------ MATERIALS PROVIDED

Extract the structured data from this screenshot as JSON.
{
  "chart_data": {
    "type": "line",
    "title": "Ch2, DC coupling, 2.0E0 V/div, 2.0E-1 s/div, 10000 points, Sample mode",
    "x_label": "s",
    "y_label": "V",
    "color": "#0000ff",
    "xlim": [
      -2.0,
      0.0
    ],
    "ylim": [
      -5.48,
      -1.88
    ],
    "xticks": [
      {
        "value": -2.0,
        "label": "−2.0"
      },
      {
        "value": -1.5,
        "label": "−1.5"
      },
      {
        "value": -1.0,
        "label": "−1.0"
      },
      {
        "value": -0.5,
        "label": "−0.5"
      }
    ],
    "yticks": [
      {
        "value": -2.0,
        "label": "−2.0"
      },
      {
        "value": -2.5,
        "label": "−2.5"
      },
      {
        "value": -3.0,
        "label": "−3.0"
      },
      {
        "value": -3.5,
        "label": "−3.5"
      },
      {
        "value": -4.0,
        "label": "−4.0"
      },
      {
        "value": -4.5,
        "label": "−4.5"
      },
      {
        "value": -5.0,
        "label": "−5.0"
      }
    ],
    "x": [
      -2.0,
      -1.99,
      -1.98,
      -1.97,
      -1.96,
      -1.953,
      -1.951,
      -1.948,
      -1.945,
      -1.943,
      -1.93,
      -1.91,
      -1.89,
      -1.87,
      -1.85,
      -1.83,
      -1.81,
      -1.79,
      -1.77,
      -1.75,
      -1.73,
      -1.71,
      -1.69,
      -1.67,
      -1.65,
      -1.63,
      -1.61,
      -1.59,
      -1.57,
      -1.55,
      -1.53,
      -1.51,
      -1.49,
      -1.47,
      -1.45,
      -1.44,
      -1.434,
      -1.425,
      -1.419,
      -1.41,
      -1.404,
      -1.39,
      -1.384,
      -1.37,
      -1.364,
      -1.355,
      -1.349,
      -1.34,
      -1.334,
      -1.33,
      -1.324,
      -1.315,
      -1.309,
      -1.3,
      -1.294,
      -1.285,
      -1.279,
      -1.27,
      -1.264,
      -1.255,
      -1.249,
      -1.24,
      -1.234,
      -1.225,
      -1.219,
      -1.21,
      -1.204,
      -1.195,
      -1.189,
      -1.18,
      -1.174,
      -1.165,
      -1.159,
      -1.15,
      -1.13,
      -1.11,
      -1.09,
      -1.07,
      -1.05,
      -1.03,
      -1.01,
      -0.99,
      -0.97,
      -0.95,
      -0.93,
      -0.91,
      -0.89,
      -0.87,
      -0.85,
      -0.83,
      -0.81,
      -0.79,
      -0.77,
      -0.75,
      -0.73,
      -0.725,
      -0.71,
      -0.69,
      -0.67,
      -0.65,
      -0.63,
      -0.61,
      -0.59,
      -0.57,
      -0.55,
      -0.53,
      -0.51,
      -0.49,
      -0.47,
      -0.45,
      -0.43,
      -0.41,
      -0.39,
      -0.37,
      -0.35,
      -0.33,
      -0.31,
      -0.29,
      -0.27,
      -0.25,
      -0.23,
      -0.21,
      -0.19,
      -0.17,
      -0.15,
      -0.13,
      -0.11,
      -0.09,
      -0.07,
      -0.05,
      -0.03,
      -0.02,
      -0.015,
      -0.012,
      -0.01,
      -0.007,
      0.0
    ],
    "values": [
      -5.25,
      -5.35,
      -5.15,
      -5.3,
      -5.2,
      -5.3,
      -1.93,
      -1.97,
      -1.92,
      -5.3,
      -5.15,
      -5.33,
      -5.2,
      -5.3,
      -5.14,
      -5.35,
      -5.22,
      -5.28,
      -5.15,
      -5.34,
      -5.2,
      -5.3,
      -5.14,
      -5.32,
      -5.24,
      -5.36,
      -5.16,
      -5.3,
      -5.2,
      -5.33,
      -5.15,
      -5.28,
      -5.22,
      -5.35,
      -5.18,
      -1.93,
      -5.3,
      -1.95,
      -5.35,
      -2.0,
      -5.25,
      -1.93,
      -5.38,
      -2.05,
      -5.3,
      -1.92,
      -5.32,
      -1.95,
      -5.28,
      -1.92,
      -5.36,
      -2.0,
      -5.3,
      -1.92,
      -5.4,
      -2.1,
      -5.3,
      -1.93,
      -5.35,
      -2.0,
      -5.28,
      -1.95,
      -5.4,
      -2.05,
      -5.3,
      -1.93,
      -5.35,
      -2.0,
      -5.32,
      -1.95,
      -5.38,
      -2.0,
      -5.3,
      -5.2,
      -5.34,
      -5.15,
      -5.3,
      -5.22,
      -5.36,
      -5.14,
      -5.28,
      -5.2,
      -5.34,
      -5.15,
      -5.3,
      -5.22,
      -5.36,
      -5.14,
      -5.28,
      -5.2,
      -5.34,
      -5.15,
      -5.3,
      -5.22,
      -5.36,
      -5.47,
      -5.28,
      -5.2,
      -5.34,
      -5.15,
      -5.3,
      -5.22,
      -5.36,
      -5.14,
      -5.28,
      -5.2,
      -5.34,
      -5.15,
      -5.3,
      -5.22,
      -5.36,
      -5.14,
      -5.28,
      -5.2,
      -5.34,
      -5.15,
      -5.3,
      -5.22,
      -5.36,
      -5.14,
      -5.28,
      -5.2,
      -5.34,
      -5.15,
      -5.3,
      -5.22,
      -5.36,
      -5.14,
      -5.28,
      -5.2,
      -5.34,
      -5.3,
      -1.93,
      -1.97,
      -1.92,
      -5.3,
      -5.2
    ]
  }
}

------------

*TO BE DONE*
Nothing may be left out: return each entry exactly as it reads.

*SOLVED PROBLEM*
Extract the structured data from this screenshot as JSON.
{
  "chart_data": {
    "type": "line",
    "title": "Ch2, DC coupling, 2.0E0 V/div, 2.0E-1 s/div, 10000 points, Sample mode",
    "x_label": "s",
    "y_label": "V",
    "color": "#0000ff",
    "xlim": [
      -2.0,
      0.0
    ],
    "ylim": [
      -5.48,
      -1.88
    ],
    "xticks": [
      {
        "value": -2.0,
        "label": "−2.0"
      },
      {
        "value": -1.5,
        "label": "−1.5"
      },
      {
        "value": -1.0,
        "label": "−1.0"
      },
      {
        "value": -0.5,
        "label": "−0.5"
      }
    ],
    "yticks": [
      {
        "value": -2.0,
        "label": "−2.0"
      },
      {
        "value": -2.5,
        "label": "−2.5"
      },
      {
        "value": -3.0,
        "label": "−3.0"
      },
      {
        "value": -3.5,
        "label": "−3.5"
      },
      {
        "value": -4.0,
        "label": "−4.0"
      },
      {
        "value": -4.5,
        "label": "−4.5"
      },
      {
        "value": -5.0,
        "label": "−5.0"
      }
    ],
    "x": [
      -2.0,
      -1.99,
      -1.98,
      -1.97,
      -1.96,
      -1.953,
      -1.951,
      -1.948,
      -1.945,
      -1.943,
      -1.93,
      -1.91,
      -1.89,
      -1.87,
      -1.85,
      -1.83,
      -1.81,
      -1.79,
      -1.77,
      -1.75,
      -1.73,
      -1.71,
      -1.69,
      -1.67,
      -1.65,
      -1.63,
      -1.61,
      -1.59,
      -1.57,
      -1.55,
      -1.53,
      -1.51,
      -1.49,
      -1.47,
      -1.45,
      -1.44,
      -1.434,
      -1.425,
      -1.419,
      -1.41,
      -1.404,
      -1.39,
      -1.384,
      -1.37,
      -1.364,
      -1.355,
      -1.349,
      -1.34,
      -1.334,
      -1.33,
      -1.324,
      -1.315,
      -1.309,
      -1.3,
      -1.294,
      -1.285,
      -1.279,
      -1.27,
      -1.264,
      -1.255,
      -1.249,
      -1.24,
      -1.234,
      -1.225,
      -1.219,
      -1.21,
      -1.204,
      -1.195,
      -1.189,
      -1.18,
      -1.174,
      -1.165,
      -1.159,
      -1.15,
      -1.13,
      -1.11,
      -1.09,
      -1.07,
      -1.05,
      -1.03,
      -1.01,
      -0.99,
      -0.97,
      -0.95,
      -0.93,
      -0.91,
      -0.89,
      -0.87,
      -0.85,
      -0.83,
      -0.81,
      -0.79,
      -0.77,
      -0.75,
      -0.73,
      -0.725,
      -0.71,
      -0.69,
      -0.67,
      -0.65,
      -0.63,
      -0.61,
      -0.59,
      -0.57,
      -0.55,
      -0.53,
      -0.51,
      -0.49,
      -0.47,
      -0.45,
      -0.43,
      -0.41,
      -0.39,
      -0.37,
      -0.35,
      -0.33,
      -0.31,
      -0.29,
      -0.27,
      -0.25,
      -0.23,
      -0.21,
      -0.19,
      -0.17,
      -0.15,
      -0.13,
      -0.11,
      -0.09,
      -0.07,
      -0.05,
      -0.03,
      -0.02,
      -0.015,
      -0.012,
      -0.01,
      -0.007,
      0.0
    ],
    "values": [
      -5.25,
      -5.35,
      -5.15,
      -5.3,
      -5.2,
      -5.3,
      -1.93,
      -1.97,
      -1.92,
      -5.3,
      -5.15,
      -5.33,
      -5.2,
      -5.3,
      -5.14,
      -5.35,
      -5.22,
      -5.28,
      -5.15,
      -5.34,
      -5.2,
      -5.3,
      -5.14,
      -5.32,
      -5.24,
      -5.36,
      -5.16,
      -5.3,
      -5.2,
      -5.33,
      -5.15,
      -5.28,
      -5.22,
      -5.35,
      -5.18,
      -1.93,
      -5.3,
      -1.95,
      -5.35,
      -2.0,
      -5.25,
      -1.93,
      -5.38,
      -2.05,
      -5.3,
      -1.92,
      -5.32,
      -1.95,
      -5.28,
      -1.92,
      -5.36,
      -2.0,
      -5.3,
      -1.92,
      -5.4,
      -2.1,
      -5.3,
      -1.93,
      -5.35,
      -2.0,
      -5.28,
      -1.95,
      -5.4,
      -2.05,
      -5.3,
      -1.93,
      -5.35,
      -2.0,
      -5.32,
      -1.95,
      -5.38,
      -2.0,
      -5.3,
      -5.2,
      -5.34,
      -5.15,
      -5.3,
      -5.22,
      -5.36,
      -5.14,
      -5.28,
      -5.2,
      -5.34,
      -5.15,
      -5.3,
      -5.22,
      -5.36,
      -5.14,
      -5.28,
      -5.2,
      -5.34,
      -5.15,
      -5.3,
      -5.22,
      -5.36,
      -5.47,
      -5.28,
      -5.2,
      -5.34,
      -5.15,
      -5.3,
      -5.22,
      -5.36,
      -5.14,
      -5.28,
      -5.2,
      -5.34,
      -5.15,
      -5.3,
      -5.22,
      -5.36,
      -5.14,
      -5.28,
      -5.2,
      -5.34,
      -5.15,
      -5.3,
      -5.22,
      -5.36,
      -5.14,
      -5.28,
      -5.2,
      -5.34,
      -5.15,
      -5.3,
      -5.22,
      -5.36,
      -5.14,
      -5.28,
      -5.2,
      -5.34,
      -5.3,
      -1.93,
      -1.97,
      -1.92,
      -5.3,
      -5.2
    ]
  }
}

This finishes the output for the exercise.